What you are asked to do: Give the entries again exactly, every one of them.

Rows:
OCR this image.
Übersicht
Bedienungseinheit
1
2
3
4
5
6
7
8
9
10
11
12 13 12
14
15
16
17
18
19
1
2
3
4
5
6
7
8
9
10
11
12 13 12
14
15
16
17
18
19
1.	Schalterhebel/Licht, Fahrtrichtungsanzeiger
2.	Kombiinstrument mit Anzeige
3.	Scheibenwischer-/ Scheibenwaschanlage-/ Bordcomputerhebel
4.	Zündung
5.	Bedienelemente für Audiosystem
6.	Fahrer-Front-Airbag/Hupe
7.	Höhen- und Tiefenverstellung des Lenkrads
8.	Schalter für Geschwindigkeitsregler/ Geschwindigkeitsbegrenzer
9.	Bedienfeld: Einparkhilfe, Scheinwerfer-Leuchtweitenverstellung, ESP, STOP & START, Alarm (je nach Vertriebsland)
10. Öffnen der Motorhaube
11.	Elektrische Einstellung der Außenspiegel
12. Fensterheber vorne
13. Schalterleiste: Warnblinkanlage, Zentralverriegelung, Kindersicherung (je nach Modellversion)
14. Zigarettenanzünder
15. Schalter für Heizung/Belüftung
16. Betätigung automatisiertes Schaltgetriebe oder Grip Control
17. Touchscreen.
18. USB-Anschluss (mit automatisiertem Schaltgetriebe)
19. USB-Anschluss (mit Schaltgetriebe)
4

Reply to the task:
OCR this image.
Übersicht
Bedienungseinheit
1
2
3
4
5
6
7
8
9
10
11
12 13 12
14
15
16
17
18
19
1
2
3
4
5
6
7
8
9
10
11
12 13 12
14
15
16
17
18
19
1.	Schalterhebel/Licht, Fahrtrichtungsanzeiger
2.	Kombiinstrument mit Anzeige
3.	Scheibenwischer-/ Scheibenwaschanlage-/ Bordcomputerhebel
4.	Zündung
5.	Bedienelemente für Audiosystem
6.	Fahrer-Front-Airbag/Hupe
7.	Höhen- und Tiefenverstellung des Lenkrads
8.	Schalter für Geschwindigkeitsregler/ Geschwindigkeitsbegrenzer
9.	Bedienfeld: Einparkhilfe, Scheinwerfer-Leuchtweitenverstellung, ESP, STOP & START, Alarm (je nach Vertriebsland)
10. Öffnen der Motorhaube
11.	Elektrische Einstellung der Außenspiegel
12. Fensterheber vorne
13. Schalterleiste: Warnblinkanlage, Zentralverriegelung, Kindersicherung (je nach Modellversion)
14. Zigarettenanzünder
15. Schalter für Heizung/Belüftung
16. Betätigung automatisiertes Schaltgetriebe oder Grip Control
17. Touchscreen.
18. USB-Anschluss (mit automatisiertem Schaltgetriebe)
19. USB-Anschluss (mit Schaltgetriebe)
4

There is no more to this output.